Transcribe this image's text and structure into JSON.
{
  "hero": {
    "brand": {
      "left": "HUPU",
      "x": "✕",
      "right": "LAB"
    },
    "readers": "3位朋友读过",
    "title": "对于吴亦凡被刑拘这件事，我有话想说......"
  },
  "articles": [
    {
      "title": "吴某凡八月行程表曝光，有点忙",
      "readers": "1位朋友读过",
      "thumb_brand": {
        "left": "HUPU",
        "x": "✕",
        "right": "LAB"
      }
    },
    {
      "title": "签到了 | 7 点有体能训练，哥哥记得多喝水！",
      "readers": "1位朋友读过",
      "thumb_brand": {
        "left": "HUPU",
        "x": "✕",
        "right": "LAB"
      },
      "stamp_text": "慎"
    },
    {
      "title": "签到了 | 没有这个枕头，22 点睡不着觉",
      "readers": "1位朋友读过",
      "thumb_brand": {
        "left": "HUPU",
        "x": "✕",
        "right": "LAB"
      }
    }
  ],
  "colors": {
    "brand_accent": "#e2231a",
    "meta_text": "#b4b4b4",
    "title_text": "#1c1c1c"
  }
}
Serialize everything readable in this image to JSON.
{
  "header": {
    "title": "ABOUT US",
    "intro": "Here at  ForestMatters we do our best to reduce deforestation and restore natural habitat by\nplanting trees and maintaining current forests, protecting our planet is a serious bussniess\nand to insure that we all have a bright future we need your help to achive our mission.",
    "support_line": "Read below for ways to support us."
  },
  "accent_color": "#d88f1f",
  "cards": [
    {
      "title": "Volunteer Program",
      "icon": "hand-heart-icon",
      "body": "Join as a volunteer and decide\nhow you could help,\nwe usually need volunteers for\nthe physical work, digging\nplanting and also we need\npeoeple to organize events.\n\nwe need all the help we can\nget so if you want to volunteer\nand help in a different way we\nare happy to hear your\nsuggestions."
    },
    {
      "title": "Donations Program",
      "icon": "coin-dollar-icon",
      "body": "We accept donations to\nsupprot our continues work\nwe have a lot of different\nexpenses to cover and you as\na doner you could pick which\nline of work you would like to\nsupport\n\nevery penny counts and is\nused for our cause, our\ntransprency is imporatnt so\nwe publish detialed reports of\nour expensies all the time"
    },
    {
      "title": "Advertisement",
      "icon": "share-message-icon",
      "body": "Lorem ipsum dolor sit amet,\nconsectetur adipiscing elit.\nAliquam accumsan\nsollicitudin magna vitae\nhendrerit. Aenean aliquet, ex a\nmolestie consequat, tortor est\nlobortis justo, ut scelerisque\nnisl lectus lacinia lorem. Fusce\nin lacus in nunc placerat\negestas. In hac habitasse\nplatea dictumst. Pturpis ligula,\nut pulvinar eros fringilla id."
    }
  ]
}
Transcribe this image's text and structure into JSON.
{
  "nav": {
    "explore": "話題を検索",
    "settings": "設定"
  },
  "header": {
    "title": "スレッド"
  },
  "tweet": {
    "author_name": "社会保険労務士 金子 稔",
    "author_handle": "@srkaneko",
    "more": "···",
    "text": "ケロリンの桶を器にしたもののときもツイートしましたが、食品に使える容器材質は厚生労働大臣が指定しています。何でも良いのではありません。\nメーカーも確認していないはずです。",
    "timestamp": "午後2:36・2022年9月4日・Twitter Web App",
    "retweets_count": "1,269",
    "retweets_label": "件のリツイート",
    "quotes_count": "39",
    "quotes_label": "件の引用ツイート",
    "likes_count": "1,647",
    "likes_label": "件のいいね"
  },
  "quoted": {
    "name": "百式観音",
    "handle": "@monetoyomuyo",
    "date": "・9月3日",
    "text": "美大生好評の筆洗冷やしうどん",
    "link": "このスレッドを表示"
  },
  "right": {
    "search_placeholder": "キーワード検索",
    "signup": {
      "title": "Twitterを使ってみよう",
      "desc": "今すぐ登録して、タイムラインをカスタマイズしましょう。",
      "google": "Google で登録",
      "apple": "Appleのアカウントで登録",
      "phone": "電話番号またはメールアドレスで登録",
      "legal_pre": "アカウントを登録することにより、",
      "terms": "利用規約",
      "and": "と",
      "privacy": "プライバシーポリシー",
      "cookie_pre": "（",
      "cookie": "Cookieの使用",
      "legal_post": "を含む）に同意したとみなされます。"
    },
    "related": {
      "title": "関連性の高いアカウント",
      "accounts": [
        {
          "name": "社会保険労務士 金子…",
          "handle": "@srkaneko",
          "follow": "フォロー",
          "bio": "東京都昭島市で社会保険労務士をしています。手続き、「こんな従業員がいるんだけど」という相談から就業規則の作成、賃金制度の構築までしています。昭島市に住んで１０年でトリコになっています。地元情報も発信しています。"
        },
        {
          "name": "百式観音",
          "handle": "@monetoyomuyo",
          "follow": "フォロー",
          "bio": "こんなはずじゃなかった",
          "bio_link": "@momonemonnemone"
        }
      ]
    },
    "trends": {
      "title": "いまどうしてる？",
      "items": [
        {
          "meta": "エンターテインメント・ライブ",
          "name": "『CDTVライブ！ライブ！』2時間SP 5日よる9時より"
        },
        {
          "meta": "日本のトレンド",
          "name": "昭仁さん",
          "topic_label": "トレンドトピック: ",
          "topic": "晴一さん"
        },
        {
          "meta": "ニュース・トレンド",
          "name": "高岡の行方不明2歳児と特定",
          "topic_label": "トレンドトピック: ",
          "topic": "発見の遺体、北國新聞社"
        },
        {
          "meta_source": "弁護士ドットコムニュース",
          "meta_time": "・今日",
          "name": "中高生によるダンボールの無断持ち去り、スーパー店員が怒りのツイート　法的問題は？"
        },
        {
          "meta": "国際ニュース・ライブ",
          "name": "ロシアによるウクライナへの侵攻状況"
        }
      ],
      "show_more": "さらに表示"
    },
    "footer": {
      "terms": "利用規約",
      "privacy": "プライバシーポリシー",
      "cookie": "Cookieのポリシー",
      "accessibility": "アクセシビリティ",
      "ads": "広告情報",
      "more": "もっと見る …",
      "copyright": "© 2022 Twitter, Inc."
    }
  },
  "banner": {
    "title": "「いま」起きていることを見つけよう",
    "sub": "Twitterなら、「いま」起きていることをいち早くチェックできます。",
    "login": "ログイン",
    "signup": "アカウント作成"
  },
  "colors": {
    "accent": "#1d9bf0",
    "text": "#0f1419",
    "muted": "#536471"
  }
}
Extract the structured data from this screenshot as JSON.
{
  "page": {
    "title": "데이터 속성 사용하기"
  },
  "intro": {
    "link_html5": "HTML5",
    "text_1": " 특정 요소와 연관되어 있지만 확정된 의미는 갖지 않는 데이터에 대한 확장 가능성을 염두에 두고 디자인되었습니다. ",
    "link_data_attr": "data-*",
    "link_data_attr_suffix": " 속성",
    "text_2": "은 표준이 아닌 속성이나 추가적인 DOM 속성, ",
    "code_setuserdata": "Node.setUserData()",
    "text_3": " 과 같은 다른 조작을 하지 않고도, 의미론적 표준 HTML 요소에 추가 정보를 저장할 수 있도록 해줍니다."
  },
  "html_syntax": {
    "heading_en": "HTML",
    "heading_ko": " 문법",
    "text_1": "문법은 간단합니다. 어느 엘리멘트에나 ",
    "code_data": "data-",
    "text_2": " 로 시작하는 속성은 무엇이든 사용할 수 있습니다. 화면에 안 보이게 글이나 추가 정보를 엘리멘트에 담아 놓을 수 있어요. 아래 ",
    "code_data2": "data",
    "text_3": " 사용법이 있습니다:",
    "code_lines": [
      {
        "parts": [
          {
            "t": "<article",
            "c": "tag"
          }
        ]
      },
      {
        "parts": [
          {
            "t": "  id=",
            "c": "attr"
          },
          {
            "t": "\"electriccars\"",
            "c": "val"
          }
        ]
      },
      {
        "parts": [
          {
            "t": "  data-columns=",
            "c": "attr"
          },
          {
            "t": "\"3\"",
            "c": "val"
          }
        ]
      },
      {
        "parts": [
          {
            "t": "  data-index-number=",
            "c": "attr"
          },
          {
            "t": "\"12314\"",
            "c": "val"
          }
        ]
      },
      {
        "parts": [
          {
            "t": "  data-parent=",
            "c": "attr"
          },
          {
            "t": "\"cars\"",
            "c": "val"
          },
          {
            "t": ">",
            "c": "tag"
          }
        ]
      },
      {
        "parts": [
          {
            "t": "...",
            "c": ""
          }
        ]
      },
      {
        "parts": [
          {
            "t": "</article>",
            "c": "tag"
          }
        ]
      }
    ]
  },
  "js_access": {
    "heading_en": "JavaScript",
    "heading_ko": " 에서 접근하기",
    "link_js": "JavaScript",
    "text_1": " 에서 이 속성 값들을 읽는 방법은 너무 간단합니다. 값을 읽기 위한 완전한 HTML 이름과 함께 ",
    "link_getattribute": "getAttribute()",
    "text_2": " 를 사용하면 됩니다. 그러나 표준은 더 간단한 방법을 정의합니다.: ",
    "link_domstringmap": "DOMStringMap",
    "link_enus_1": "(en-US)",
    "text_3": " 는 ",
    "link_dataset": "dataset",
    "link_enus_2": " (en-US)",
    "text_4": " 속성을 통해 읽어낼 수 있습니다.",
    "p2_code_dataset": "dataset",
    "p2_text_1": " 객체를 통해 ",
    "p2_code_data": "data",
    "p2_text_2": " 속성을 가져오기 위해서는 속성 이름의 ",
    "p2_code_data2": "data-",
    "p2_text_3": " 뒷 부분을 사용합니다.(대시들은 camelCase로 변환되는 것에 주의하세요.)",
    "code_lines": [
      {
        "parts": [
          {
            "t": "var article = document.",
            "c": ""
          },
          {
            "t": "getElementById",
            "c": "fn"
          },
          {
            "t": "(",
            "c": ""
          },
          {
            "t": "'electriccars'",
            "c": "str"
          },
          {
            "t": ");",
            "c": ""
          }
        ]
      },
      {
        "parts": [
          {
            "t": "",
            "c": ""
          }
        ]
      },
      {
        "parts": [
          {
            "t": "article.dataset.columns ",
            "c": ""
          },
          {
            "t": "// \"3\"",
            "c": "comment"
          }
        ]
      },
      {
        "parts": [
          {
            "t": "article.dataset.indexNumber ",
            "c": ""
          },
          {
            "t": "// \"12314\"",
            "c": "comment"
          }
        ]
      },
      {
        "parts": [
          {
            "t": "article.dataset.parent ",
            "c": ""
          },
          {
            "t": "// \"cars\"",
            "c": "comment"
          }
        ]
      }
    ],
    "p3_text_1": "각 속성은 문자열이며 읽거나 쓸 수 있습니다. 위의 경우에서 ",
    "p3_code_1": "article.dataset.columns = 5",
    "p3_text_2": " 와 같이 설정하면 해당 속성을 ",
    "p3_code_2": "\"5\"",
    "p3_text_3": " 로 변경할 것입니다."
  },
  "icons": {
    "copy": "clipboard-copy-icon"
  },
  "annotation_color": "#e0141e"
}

Problem to work on
Copy out each line of the records where the string "monetoyomuyo" appears.

Final result
    "handle": "@monetoyomuyo",
          "handle": "@monetoyomuyo",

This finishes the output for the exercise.